--- BEGIN Task input ---

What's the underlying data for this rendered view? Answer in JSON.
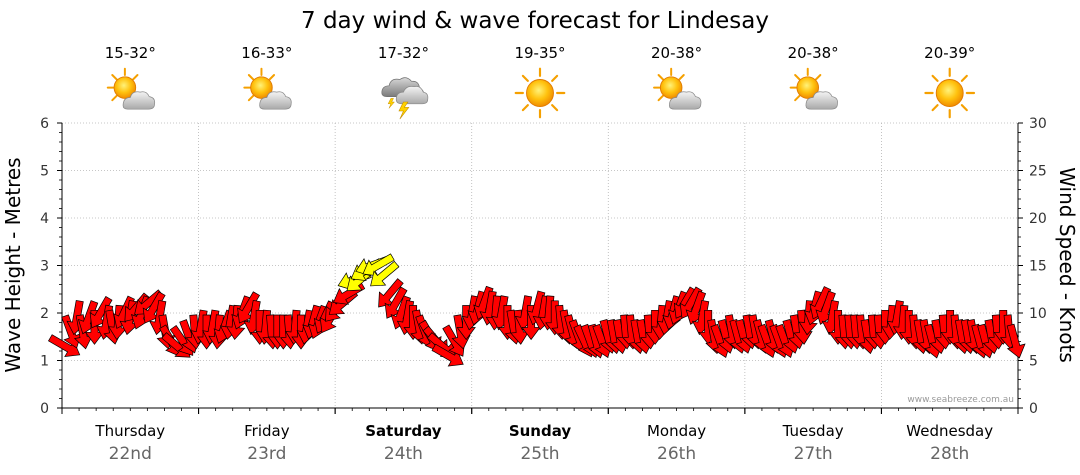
{
  "chart_data": {
    "type": "wind-wave-forecast",
    "title": "7 day wind & wave forecast for Lindesay",
    "y_left_label": "Wave Height - Metres",
    "y_right_label": "Wind Speed - Knots",
    "y_left_range": [
      0,
      6
    ],
    "y_left_ticks": [
      "0",
      "1",
      "2",
      "3",
      "4",
      "5",
      "6"
    ],
    "y_right_range": [
      0,
      30
    ],
    "y_right_ticks": [
      "0",
      "5",
      "10",
      "15",
      "20",
      "25",
      "30"
    ],
    "grid": true,
    "watermark": "www.seabreeze.com.au",
    "colors": {
      "normal": "#ff0000",
      "strong": "#ffff00",
      "outline": "#000000"
    },
    "days": [
      {
        "name": "Thursday",
        "date": "22nd",
        "bold": false,
        "temp": "15-32°",
        "icon": "partly-cloudy-icon"
      },
      {
        "name": "Friday",
        "date": "23rd",
        "bold": false,
        "temp": "16-33°",
        "icon": "partly-cloudy-icon"
      },
      {
        "name": "Saturday",
        "date": "24th",
        "bold": true,
        "temp": "17-32°",
        "icon": "thunderstorm-icon"
      },
      {
        "name": "Sunday",
        "date": "25th",
        "bold": true,
        "temp": "19-35°",
        "icon": "sunny-icon"
      },
      {
        "name": "Monday",
        "date": "26th",
        "bold": false,
        "temp": "20-38°",
        "icon": "partly-cloudy-icon"
      },
      {
        "name": "Tuesday",
        "date": "27th",
        "bold": false,
        "temp": "20-38°",
        "icon": "partly-cloudy-icon"
      },
      {
        "name": "Wednesday",
        "date": "28th",
        "bold": false,
        "temp": "20-39°",
        "icon": "sunny-icon"
      }
    ],
    "wind_knots": [
      6.5,
      8,
      9.5,
      8,
      9.5,
      8.5,
      10,
      9,
      8.5,
      9,
      10,
      9.5,
      10.5,
      10,
      11,
      10.5,
      9.5,
      8,
      7,
      6.5,
      7,
      7.5,
      8,
      8.5,
      8,
      8.5,
      8,
      8.5,
      9,
      9,
      10,
      10.5,
      9.5,
      8.5,
      8.5,
      8,
      8,
      8,
      8,
      8.5,
      8,
      8.5,
      9,
      9,
      9.5,
      9.5,
      10.5,
      11,
      12,
      13.5,
      13.5,
      14.5,
      15,
      15,
      14,
      12,
      11,
      10,
      9.5,
      9,
      8.5,
      8,
      7.5,
      7,
      6.5,
      5.5,
      7,
      8,
      9,
      10,
      10.5,
      11,
      10.5,
      10,
      10,
      9,
      8.5,
      8.5,
      10,
      9,
      10.5,
      10,
      10,
      9.5,
      9,
      8.5,
      8,
      7.5,
      7,
      7,
      7,
      7,
      7.5,
      7.5,
      7.5,
      8,
      8,
      7.5,
      7.5,
      8,
      8.5,
      9,
      9.5,
      10,
      10.5,
      11,
      11,
      10.5,
      9.5,
      8.5,
      7.5,
      7,
      7.5,
      8,
      7.5,
      7.5,
      8,
      8,
      7.5,
      7,
      7.5,
      7,
      7,
      7.5,
      8,
      8.5,
      9.5,
      10.5,
      11,
      10.5,
      9.5,
      8.5,
      8,
      8,
      8,
      8,
      7.5,
      8,
      8,
      8.5,
      9,
      9.5,
      9,
      8.5,
      8,
      7.5,
      7.5,
      7,
      7.5,
      8,
      8.5,
      8,
      7.5,
      7.5,
      7.5,
      7,
      7,
      7.5,
      8,
      8.5,
      8,
      7
    ],
    "wind_direction_deg": [
      30,
      70,
      100,
      80,
      110,
      90,
      120,
      100,
      80,
      95,
      115,
      100,
      130,
      110,
      140,
      120,
      100,
      80,
      60,
      40,
      55,
      70,
      85,
      100,
      90,
      100,
      95,
      110,
      100,
      95,
      110,
      120,
      100,
      90,
      95,
      85,
      90,
      90,
      85,
      95,
      90,
      100,
      105,
      110,
      115,
      120,
      130,
      140,
      150,
      160,
      140,
      150,
      160,
      150,
      140,
      130,
      120,
      110,
      100,
      90,
      80,
      70,
      60,
      50,
      40,
      30,
      60,
      80,
      90,
      100,
      105,
      110,
      100,
      95,
      100,
      90,
      80,
      85,
      100,
      90,
      105,
      100,
      95,
      90,
      85,
      80,
      75,
      70,
      65,
      70,
      75,
      70,
      75,
      80,
      80,
      85,
      85,
      80,
      80,
      85,
      90,
      95,
      100,
      105,
      110,
      120,
      120,
      110,
      100,
      90,
      80,
      70,
      75,
      80,
      75,
      75,
      80,
      80,
      75,
      70,
      75,
      70,
      70,
      75,
      80,
      85,
      95,
      105,
      115,
      110,
      100,
      90,
      85,
      85,
      85,
      85,
      80,
      85,
      85,
      90,
      95,
      100,
      95,
      90,
      85,
      80,
      80,
      75,
      80,
      85,
      90,
      85,
      80,
      80,
      80,
      75,
      75,
      80,
      85,
      90,
      85,
      75
    ],
    "strong_threshold_knots": 12.5
  }
}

--- END Task input ---

Using the material above, count the lines containing the word "forecast". Reply with the number alone.

Solution for this exercise: 2